_Problem statement:_ Transcribe all records exactly.

----

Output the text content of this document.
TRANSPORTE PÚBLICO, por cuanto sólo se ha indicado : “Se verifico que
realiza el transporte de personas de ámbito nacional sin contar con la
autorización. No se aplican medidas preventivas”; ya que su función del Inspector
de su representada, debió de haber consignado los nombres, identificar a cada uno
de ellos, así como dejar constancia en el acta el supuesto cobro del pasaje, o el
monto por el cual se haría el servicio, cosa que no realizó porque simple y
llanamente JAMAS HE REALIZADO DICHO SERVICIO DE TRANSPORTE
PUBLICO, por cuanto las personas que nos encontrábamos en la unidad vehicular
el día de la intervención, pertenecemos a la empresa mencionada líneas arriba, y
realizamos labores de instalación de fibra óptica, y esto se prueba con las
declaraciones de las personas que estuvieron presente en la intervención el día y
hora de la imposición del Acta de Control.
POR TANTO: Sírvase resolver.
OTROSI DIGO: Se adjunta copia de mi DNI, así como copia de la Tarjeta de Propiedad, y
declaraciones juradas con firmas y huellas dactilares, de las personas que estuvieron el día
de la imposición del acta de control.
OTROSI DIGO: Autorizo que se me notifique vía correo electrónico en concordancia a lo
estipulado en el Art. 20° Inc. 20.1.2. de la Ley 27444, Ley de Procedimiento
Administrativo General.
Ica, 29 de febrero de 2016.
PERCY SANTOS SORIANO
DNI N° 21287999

----

_The solution:_
Output the text content of this document.
TRANSPORTE PÚBLICO, por cuanto sólo se ha indicado : “Se verifico que
realiza el transporte de personas de ámbito nacional sin contar con la
autorización. No se aplican medidas preventivas”; ya que su función del Inspector
de su representada, debió de haber consignado los nombres, identificar a cada uno
de ellos, así como dejar constancia en el acta el supuesto cobro del pasaje, o el
monto por el cual se haría el servicio, cosa que no realizó porque simple y
llanamente JAMAS HE REALIZADO DICHO SERVICIO DE TRANSPORTE
PUBLICO, por cuanto las personas que nos encontrábamos en la unidad vehicular
el día de la intervención, pertenecemos a la empresa mencionada líneas arriba, y
realizamos labores de instalación de fibra óptica, y esto se prueba con las
declaraciones de las personas que estuvieron presente en la intervención el día y
hora de la imposición del Acta de Control.
POR TANTO: Sírvase resolver.
OTROSI DIGO: Se adjunta copia de mi DNI, así como copia de la Tarjeta de Propiedad, y
declaraciones juradas con firmas y huellas dactilares, de las personas que estuvieron el día
de la imposición del acta de control.
OTROSI DIGO: Autorizo que se me notifique vía correo electrónico en concordancia a lo
estipulado en el Art. 20° Inc. 20.1.2. de la Ley 27444, Ley de Procedimiento
Administrativo General.
Ica, 29 de febrero de 2016.
PERCY SANTOS SORIANO
DNI N° 21287999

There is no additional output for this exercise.